If a line in the listing below holds the word "Vincristina", it counts toward the total; report that total alone.

--- START ---

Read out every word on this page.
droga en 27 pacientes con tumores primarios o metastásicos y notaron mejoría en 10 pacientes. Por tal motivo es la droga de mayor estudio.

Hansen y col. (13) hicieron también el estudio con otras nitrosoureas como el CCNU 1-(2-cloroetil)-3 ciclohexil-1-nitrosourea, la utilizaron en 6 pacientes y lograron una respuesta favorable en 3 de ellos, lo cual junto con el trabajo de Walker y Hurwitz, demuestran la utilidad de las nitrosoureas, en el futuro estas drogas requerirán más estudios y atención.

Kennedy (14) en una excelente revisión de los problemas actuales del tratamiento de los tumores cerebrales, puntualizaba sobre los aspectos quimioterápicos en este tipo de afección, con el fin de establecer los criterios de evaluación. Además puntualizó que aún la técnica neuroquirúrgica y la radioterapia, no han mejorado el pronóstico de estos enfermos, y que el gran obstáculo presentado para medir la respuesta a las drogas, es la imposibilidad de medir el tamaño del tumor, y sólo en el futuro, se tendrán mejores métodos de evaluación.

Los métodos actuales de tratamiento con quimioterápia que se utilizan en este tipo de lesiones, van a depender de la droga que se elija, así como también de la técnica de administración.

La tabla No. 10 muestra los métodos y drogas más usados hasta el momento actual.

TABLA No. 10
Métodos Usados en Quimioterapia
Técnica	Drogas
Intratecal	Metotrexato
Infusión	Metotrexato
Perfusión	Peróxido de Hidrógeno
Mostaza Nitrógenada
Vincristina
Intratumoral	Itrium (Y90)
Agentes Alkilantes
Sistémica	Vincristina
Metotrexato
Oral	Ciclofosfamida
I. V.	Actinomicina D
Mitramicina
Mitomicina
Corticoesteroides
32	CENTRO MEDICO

--- END ---

WRITTEN SOLUTION:
2